● **What you should do**
Extract each line from the entries below that has the string "FECHA" in it.

● **Stored rows**
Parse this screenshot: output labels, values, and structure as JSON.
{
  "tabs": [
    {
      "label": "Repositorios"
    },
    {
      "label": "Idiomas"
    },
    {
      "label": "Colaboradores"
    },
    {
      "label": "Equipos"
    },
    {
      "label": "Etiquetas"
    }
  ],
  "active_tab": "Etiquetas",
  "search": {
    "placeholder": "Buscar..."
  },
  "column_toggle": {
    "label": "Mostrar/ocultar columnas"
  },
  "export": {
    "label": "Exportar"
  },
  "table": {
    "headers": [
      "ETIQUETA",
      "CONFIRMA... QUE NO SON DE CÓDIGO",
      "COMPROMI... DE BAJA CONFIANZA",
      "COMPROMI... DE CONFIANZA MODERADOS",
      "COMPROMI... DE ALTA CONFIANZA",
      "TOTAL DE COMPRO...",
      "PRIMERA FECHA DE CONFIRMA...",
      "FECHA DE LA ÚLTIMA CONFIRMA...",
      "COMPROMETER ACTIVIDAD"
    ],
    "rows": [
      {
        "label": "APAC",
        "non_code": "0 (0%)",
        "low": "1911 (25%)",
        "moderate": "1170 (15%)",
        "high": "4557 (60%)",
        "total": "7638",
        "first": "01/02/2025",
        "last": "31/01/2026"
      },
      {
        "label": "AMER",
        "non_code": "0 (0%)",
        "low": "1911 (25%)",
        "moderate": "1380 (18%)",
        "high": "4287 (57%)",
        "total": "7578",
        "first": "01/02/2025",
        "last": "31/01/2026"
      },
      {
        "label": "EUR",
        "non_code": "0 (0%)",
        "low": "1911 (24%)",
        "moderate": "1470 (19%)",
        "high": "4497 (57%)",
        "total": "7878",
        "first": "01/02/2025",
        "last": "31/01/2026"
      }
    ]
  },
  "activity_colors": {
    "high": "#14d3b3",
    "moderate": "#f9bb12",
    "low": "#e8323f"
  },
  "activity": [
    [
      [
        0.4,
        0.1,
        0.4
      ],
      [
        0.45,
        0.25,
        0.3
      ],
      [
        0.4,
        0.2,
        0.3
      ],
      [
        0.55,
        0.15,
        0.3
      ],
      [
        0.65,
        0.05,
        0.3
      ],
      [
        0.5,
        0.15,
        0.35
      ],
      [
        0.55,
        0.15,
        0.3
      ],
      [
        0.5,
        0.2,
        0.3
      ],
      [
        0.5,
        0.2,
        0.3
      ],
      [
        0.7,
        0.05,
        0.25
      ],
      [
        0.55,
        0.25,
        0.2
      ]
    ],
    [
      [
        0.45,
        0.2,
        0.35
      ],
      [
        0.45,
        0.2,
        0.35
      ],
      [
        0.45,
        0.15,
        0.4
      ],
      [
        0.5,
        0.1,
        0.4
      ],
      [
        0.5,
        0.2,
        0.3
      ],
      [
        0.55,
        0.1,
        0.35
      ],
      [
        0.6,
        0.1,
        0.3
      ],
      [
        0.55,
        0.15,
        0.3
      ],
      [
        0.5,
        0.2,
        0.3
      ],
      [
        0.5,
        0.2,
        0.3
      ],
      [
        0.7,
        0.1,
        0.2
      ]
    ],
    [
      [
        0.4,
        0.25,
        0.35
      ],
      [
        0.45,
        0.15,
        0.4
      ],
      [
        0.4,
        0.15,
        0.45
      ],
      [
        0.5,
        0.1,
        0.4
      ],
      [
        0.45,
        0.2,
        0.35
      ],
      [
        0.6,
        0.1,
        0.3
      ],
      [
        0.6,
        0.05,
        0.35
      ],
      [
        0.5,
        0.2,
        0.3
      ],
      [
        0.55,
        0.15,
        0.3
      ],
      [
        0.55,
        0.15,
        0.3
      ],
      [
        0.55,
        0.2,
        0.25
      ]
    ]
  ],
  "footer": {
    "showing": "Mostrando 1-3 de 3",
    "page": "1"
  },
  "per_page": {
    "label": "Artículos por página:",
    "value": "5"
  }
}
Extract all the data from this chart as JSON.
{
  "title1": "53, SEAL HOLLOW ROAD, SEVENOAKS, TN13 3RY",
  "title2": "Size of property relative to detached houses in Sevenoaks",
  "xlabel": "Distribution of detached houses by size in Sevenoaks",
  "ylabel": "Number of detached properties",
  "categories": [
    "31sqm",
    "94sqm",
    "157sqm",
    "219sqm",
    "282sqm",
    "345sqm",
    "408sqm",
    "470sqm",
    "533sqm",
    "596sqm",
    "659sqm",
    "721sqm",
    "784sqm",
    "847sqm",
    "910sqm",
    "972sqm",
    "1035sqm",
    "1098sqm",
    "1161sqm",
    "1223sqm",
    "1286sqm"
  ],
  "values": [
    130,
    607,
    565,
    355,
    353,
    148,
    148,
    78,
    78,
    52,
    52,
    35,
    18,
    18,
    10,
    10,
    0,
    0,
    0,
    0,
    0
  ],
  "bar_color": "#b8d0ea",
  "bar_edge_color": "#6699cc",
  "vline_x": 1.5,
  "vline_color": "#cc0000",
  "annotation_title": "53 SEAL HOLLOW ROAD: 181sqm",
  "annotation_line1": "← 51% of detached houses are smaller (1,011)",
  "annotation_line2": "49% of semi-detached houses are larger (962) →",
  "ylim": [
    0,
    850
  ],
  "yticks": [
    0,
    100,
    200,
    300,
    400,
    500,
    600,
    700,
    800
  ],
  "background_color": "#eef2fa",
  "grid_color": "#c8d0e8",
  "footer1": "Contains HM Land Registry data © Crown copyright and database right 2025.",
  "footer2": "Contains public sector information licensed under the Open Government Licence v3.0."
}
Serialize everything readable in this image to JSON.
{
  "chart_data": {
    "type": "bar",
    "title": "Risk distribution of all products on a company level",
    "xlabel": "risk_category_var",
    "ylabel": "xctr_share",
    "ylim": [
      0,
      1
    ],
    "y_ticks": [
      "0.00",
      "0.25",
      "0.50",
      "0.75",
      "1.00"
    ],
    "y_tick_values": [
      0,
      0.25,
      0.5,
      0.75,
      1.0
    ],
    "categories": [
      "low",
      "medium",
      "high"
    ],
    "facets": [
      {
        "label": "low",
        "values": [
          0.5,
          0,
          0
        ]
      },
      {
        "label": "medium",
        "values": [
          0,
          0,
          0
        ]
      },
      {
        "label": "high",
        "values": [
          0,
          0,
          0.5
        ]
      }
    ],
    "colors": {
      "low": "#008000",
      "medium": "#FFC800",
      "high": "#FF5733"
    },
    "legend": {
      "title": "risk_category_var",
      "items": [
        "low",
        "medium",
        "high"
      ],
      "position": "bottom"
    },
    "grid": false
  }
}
--
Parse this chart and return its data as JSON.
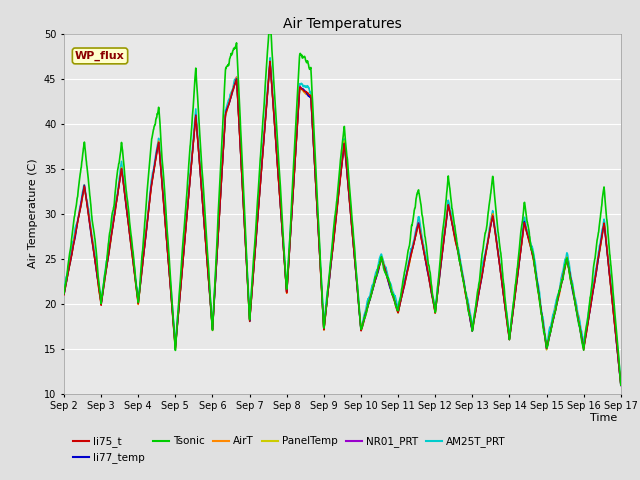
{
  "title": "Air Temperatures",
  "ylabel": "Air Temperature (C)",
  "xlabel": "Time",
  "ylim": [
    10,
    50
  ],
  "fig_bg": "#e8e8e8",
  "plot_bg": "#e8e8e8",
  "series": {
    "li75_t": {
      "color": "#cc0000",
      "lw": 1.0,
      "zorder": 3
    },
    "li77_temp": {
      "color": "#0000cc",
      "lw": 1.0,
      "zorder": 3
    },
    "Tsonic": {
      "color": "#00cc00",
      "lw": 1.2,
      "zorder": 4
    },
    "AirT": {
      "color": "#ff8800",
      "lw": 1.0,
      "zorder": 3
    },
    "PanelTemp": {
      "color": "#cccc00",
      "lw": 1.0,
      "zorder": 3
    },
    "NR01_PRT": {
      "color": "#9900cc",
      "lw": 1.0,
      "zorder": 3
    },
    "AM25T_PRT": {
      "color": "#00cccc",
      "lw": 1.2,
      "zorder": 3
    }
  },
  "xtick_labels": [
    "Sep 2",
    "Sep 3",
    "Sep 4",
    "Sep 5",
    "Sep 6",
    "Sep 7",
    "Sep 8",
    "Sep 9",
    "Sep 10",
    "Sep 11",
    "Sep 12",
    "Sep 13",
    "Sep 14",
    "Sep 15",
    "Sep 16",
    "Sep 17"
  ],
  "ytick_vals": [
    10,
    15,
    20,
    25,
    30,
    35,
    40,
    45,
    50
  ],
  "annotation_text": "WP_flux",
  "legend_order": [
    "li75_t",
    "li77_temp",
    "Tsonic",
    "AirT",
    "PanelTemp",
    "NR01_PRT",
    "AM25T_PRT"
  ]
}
==
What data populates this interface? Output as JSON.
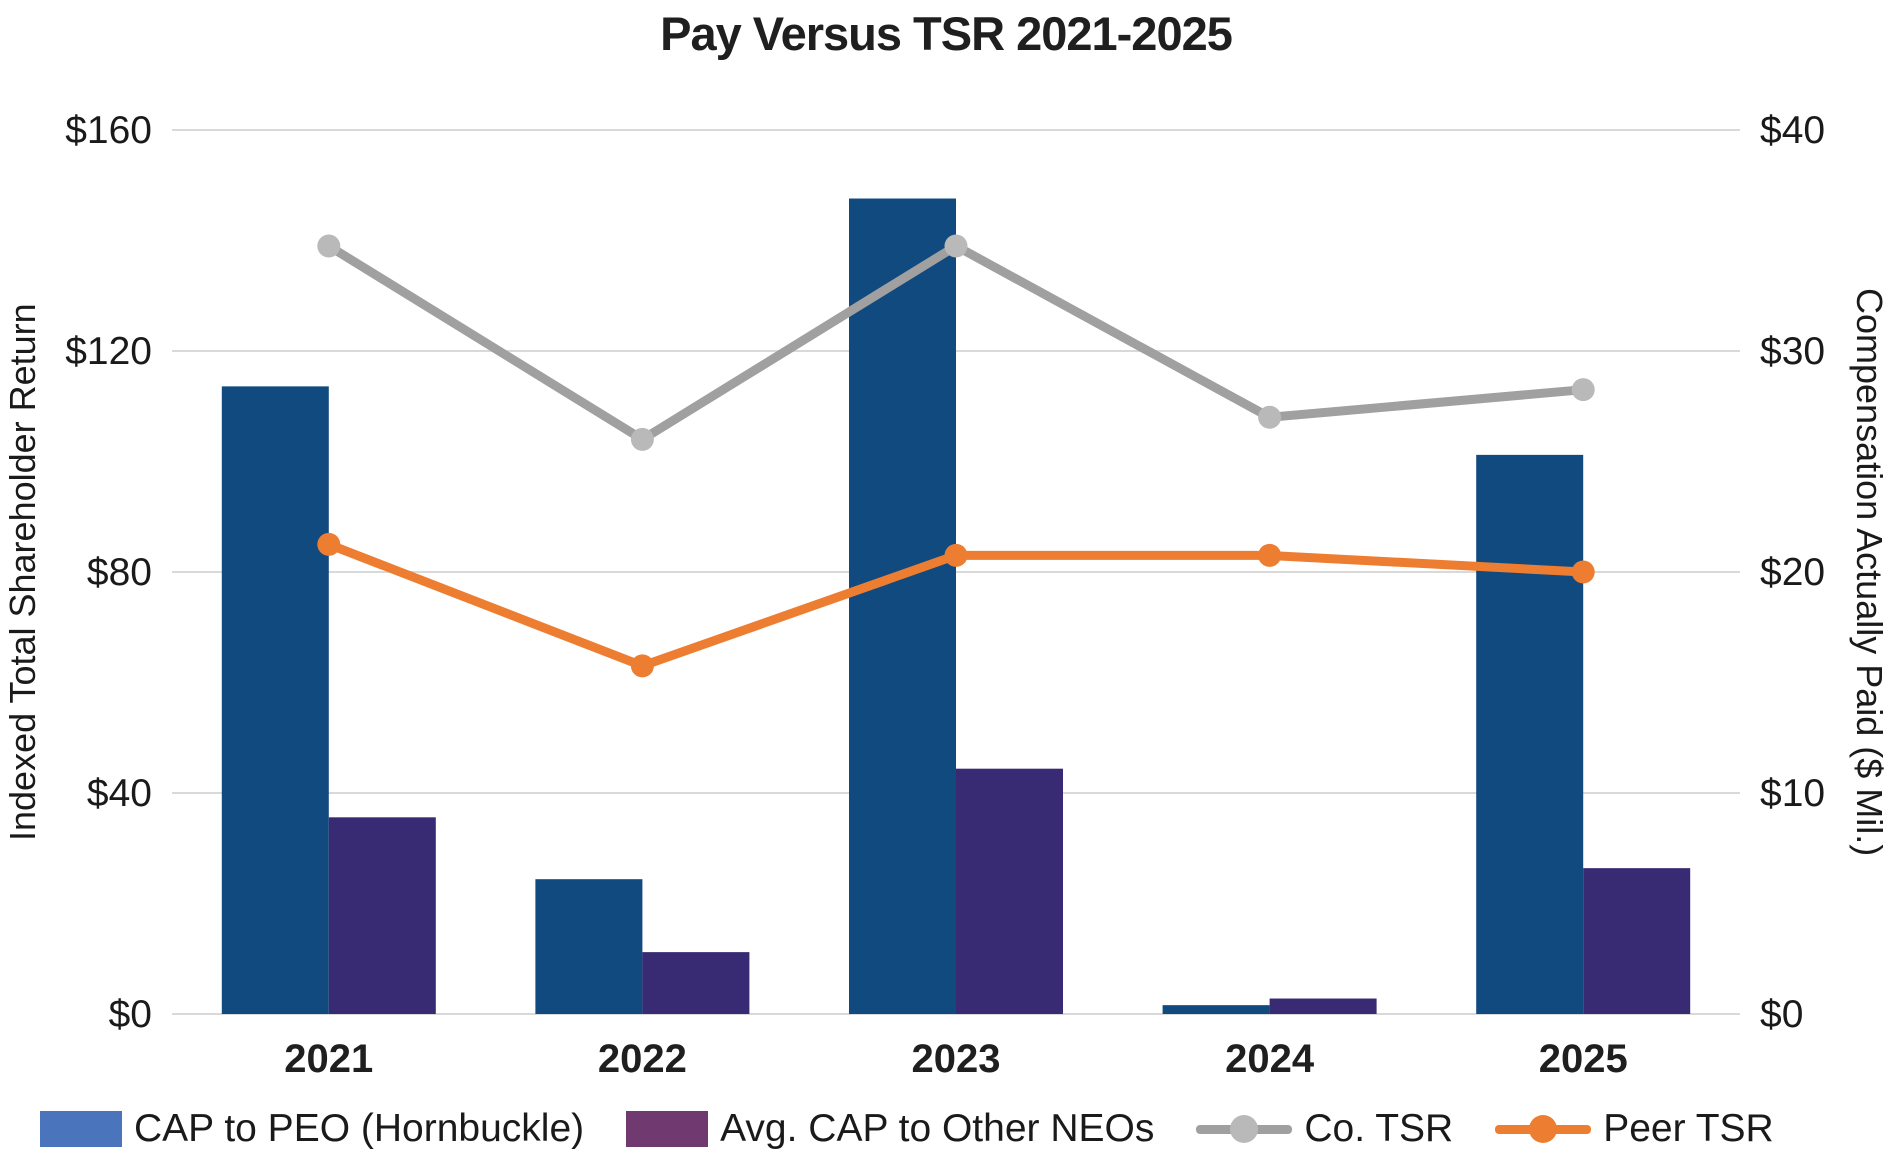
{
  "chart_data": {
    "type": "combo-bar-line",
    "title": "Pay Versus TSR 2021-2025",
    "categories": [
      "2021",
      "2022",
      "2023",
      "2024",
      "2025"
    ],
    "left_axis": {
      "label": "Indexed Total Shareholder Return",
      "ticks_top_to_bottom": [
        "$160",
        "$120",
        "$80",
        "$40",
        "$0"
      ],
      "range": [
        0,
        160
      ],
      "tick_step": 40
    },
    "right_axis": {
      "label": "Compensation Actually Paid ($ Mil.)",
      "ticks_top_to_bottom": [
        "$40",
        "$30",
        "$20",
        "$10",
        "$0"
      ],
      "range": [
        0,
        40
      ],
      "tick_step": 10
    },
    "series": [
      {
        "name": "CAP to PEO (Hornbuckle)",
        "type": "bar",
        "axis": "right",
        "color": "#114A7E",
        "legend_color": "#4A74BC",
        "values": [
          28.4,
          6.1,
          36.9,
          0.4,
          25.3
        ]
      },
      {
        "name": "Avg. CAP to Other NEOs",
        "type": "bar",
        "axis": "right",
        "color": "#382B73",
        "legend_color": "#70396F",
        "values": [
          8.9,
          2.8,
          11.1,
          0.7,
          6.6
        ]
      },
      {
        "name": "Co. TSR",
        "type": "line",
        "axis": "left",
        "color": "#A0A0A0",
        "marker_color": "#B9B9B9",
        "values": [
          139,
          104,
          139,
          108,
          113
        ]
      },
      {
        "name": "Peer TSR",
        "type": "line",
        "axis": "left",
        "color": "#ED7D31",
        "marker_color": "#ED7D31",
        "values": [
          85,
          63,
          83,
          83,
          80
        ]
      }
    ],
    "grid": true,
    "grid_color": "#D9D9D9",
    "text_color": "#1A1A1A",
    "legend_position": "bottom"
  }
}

● **Worked answer**
      "PRIMERA FECHA DE CONFIRMA...",
      "FECHA DE LA ÚLTIMA CONFIRMA...",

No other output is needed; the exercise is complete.